====== INPUT FOR THIS TASK

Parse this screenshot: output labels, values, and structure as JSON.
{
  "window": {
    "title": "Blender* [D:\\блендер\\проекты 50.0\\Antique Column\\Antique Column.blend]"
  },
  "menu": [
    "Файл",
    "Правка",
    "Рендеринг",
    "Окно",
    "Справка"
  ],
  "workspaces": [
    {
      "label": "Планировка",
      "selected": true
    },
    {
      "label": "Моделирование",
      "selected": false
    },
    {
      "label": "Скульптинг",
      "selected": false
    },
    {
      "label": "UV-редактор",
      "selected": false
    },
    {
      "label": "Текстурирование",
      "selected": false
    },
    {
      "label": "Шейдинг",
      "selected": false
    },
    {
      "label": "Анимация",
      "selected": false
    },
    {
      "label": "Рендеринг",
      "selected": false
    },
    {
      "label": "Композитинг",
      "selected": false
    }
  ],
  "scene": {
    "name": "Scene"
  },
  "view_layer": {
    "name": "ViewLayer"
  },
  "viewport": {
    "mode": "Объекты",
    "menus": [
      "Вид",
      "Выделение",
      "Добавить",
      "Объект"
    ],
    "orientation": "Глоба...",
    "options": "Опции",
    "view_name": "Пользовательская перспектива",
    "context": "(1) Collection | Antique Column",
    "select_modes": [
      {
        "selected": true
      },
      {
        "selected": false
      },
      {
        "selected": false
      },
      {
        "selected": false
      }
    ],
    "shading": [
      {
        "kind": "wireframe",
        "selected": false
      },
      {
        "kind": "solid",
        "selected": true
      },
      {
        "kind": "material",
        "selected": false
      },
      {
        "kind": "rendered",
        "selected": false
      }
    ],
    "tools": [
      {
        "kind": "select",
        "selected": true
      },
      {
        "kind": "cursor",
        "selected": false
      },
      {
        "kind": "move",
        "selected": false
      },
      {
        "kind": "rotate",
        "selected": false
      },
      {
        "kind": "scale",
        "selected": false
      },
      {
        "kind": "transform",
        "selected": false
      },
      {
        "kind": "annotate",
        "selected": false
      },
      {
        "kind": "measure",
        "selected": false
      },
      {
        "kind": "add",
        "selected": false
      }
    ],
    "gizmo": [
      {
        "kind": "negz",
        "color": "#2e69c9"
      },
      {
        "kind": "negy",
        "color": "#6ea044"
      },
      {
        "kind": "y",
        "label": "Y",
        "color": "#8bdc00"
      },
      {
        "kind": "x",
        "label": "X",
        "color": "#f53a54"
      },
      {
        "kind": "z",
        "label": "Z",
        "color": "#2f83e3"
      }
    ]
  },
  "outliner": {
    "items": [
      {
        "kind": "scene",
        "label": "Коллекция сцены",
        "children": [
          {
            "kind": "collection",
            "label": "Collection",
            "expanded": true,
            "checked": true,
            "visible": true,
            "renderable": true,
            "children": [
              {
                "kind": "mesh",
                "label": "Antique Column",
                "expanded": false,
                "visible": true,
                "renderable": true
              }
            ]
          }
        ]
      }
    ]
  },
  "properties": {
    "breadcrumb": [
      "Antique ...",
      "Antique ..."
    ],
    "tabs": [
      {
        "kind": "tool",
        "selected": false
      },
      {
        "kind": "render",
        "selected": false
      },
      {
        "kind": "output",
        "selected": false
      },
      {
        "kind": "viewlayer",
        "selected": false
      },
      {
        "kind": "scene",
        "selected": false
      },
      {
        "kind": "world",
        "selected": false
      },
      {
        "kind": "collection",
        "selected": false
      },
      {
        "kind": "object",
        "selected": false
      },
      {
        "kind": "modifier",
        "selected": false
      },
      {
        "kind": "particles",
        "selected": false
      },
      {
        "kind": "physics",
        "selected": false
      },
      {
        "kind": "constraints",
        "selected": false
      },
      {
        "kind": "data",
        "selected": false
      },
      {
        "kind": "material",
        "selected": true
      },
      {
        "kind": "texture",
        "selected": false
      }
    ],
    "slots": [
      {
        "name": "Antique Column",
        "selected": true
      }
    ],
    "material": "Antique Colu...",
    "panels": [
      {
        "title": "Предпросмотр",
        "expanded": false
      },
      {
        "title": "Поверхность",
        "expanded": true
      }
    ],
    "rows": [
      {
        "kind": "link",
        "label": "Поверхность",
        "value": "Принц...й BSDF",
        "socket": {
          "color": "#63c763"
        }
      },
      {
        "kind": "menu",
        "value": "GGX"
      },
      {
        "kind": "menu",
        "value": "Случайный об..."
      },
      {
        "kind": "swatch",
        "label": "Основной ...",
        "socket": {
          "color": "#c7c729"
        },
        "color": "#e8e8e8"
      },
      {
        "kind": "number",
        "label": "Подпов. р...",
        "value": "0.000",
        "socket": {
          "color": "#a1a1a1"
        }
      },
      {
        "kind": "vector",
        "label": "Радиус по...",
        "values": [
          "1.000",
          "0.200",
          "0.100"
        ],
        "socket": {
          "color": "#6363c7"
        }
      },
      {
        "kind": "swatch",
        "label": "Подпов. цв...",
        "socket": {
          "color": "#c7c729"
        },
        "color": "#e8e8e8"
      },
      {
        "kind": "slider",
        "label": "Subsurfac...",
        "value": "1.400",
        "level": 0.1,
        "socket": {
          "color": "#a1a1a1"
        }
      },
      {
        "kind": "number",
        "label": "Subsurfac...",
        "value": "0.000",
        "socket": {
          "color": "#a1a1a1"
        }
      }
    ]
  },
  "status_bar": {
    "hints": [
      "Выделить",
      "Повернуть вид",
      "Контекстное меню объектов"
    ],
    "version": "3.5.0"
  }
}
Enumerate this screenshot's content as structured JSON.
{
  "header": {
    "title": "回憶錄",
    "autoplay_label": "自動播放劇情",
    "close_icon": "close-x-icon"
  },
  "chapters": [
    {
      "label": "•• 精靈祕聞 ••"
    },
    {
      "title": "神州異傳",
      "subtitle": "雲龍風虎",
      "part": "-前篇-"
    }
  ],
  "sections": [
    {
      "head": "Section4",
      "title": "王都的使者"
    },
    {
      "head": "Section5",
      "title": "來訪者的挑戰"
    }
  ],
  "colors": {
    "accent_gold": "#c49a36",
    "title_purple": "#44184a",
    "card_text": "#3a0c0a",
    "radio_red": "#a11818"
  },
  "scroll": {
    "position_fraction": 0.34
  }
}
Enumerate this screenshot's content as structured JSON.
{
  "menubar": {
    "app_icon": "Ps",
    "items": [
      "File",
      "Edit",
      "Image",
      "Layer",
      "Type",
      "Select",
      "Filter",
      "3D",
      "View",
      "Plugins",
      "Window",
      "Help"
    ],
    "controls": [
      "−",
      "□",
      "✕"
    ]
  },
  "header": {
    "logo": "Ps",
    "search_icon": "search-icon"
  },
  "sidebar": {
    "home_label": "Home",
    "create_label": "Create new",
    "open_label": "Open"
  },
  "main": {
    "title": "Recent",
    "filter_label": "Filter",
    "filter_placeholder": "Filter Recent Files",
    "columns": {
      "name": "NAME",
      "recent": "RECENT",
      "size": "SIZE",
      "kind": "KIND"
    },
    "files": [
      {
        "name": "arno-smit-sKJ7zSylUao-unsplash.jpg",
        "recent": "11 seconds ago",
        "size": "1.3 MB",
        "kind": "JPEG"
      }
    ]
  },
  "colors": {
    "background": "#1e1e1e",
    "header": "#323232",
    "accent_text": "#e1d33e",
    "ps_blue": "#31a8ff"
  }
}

============

- AIM -
Output the full listing without altering anything.

- SOLUTION TO THIS PROBLEM -
Parse this screenshot: output labels, values, and structure as JSON.
{
  "window": {
    "title": "Blender* [D:\\блендер\\проекты 50.0\\Antique Column\\Antique Column.blend]"
  },
  "menu": [
    "Файл",
    "Правка",
    "Рендеринг",
    "Окно",
    "Справка"
  ],
  "workspaces": [
    {
      "label": "Планировка",
      "selected": true
    },
    {
      "label": "Моделирование",
      "selected": false
    },
    {
      "label": "Скульптинг",
      "selected": false
    },
    {
      "label": "UV-редактор",
      "selected": false
    },
    {
      "label": "Текстурирование",
      "selected": false
    },
    {
      "label": "Шейдинг",
      "selected": false
    },
    {
      "label": "Анимация",
      "selected": false
    },
    {
      "label": "Рендеринг",
      "selected": false
    },
    {
      "label": "Композитинг",
      "selected": false
    }
  ],
  "scene": {
    "name": "Scene"
  },
  "view_layer": {
    "name": "ViewLayer"
  },
  "viewport": {
    "mode": "Объекты",
    "menus": [
      "Вид",
      "Выделение",
      "Добавить",
      "Объект"
    ],
    "orientation": "Глоба...",
    "options": "Опции",
    "view_name": "Пользовательская перспектива",
    "context": "(1) Collection | Antique Column",
    "select_modes": [
      {
        "selected": true
      },
      {
        "selected": false
      },
      {
        "selected": false
      },
      {
        "selected": false
      }
    ],
    "shading": [
      {
        "kind": "wireframe",
        "selected": false
      },
      {
        "kind": "solid",
        "selected": true
      },
      {
        "kind": "material",
        "selected": false
      },
      {
        "kind": "rendered",
        "selected": false
      }
    ],
    "tools": [
      {
        "kind": "select",
        "selected": true
      },
      {
        "kind": "cursor",
        "selected": false
      },
      {
        "kind": "move",
        "selected": false
      },
      {
        "kind": "rotate",
        "selected": false
      },
      {
        "kind": "scale",
        "selected": false
      },
      {
        "kind": "transform",
        "selected": false
      },
      {
        "kind": "annotate",
        "selected": false
      },
      {
        "kind": "measure",
        "selected": false
      },
      {
        "kind": "add",
        "selected": false
      }
    ],
    "gizmo": [
      {
        "kind": "negz",
        "color": "#2e69c9"
      },
      {
        "kind": "negy",
        "color": "#6ea044"
      },
      {
        "kind": "y",
        "label": "Y",
        "color": "#8bdc00"
      },
      {
        "kind": "x",
        "label": "X",
        "color": "#f53a54"
      },
      {
        "kind": "z",
        "label": "Z",
        "color": "#2f83e3"
      }
    ]
  },
  "outliner": {
    "items": [
      {
        "kind": "scene",
        "label": "Коллекция сцены",
        "children": [
          {
            "kind": "collection",
            "label": "Collection",
            "expanded": true,
            "checked": true,
            "visible": true,
            "renderable": true,
            "children": [
              {
                "kind": "mesh",
                "label": "Antique Column",
                "expanded": false,
                "visible": true,
                "renderable": true
              }
            ]
          }
        ]
      }
    ]
  },
  "properties": {
    "breadcrumb": [
      "Antique ...",
      "Antique ..."
    ],
    "tabs": [
      {
        "kind": "tool",
        "selected": false
      },
      {
        "kind": "render",
        "selected": false
      },
      {
        "kind": "output",
        "selected": false
      },
      {
        "kind": "viewlayer",
        "selected": false
      },
      {
        "kind": "scene",
        "selected": false
      },
      {
        "kind": "world",
        "selected": false
      },
      {
        "kind": "collection",
        "selected": false
      },
      {
        "kind": "object",
        "selected": false
      },
      {
        "kind": "modifier",
        "selected": false
      },
      {
        "kind": "particles",
        "selected": false
      },
      {
        "kind": "physics",
        "selected": false
      },
      {
        "kind": "constraints",
        "selected": false
      },
      {
        "kind": "data",
        "selected": false
      },
      {
        "kind": "material",
        "selected": true
      },
      {
        "kind": "texture",
        "selected": false
      }
    ],
    "slots": [
      {
        "name": "Antique Column",
        "selected": true
      }
    ],
    "material": "Antique Colu...",
    "panels": [
      {
        "title": "Предпросмотр",
        "expanded": false
      },
      {
        "title": "Поверхность",
        "expanded": true
      }
    ],
    "rows": [
      {
        "kind": "link",
        "label": "Поверхность",
        "value": "Принц...й BSDF",
        "socket": {
          "color": "#63c763"
        }
      },
      {
        "kind": "menu",
        "value": "GGX"
      },
      {
        "kind": "menu",
        "value": "Случайный об..."
      },
      {
        "kind": "swatch",
        "label": "Основной ...",
        "socket": {
          "color": "#c7c729"
        },
        "color": "#e8e8e8"
      },
      {
        "kind": "number",
        "label": "Подпов. р...",
        "value": "0.000",
        "socket": {
          "color": "#a1a1a1"
        }
      },
      {
        "kind": "vector",
        "label": "Радиус по...",
        "values": [
          "1.000",
          "0.200",
          "0.100"
        ],
        "socket": {
          "color": "#6363c7"
        }
      },
      {
        "kind": "swatch",
        "label": "Подпов. цв...",
        "socket": {
          "color": "#c7c729"
        },
        "color": "#e8e8e8"
      },
      {
        "kind": "slider",
        "label": "Subsurfac...",
        "value": "1.400",
        "level": 0.1,
        "socket": {
          "color": "#a1a1a1"
        }
      },
      {
        "kind": "number",
        "label": "Subsurfac...",
        "value": "0.000",
        "socket": {
          "color": "#a1a1a1"
        }
      }
    ]
  },
  "status_bar": {
    "hints": [
      "Выделить",
      "Повернуть вид",
      "Контекстное меню объектов"
    ],
    "version": "3.5.0"
  }
}
Enumerate this screenshot's content as structured JSON.
{
  "header": {
    "title": "回憶錄",
    "autoplay_label": "自動播放劇情",
    "close_icon": "close-x-icon"
  },
  "chapters": [
    {
      "label": "•• 精靈祕聞 ••"
    },
    {
      "title": "神州異傳",
      "subtitle": "雲龍風虎",
      "part": "-前篇-"
    }
  ],
  "sections": [
    {
      "head": "Section4",
      "title": "王都的使者"
    },
    {
      "head": "Section5",
      "title": "來訪者的挑戰"
    }
  ],
  "colors": {
    "accent_gold": "#c49a36",
    "title_purple": "#44184a",
    "card_text": "#3a0c0a",
    "radio_red": "#a11818"
  },
  "scroll": {
    "position_fraction": 0.34
  }
}
Enumerate this screenshot's content as structured JSON.
{
  "menubar": {
    "app_icon": "Ps",
    "items": [
      "File",
      "Edit",
      "Image",
      "Layer",
      "Type",
      "Select",
      "Filter",
      "3D",
      "View",
      "Plugins",
      "Window",
      "Help"
    ],
    "controls": [
      "−",
      "□",
      "✕"
    ]
  },
  "header": {
    "logo": "Ps",
    "search_icon": "search-icon"
  },
  "sidebar": {
    "home_label": "Home",
    "create_label": "Create new",
    "open_label": "Open"
  },
  "main": {
    "title": "Recent",
    "filter_label": "Filter",
    "filter_placeholder": "Filter Recent Files",
    "columns": {
      "name": "NAME",
      "recent": "RECENT",
      "size": "SIZE",
      "kind": "KIND"
    },
    "files": [
      {
        "name": "arno-smit-sKJ7zSylUao-unsplash.jpg",
        "recent": "11 seconds ago",
        "size": "1.3 MB",
        "kind": "JPEG"
      }
    ]
  },
  "colors": {
    "background": "#1e1e1e",
    "header": "#323232",
    "accent_text": "#e1d33e",
    "ps_blue": "#31a8ff"
  }
}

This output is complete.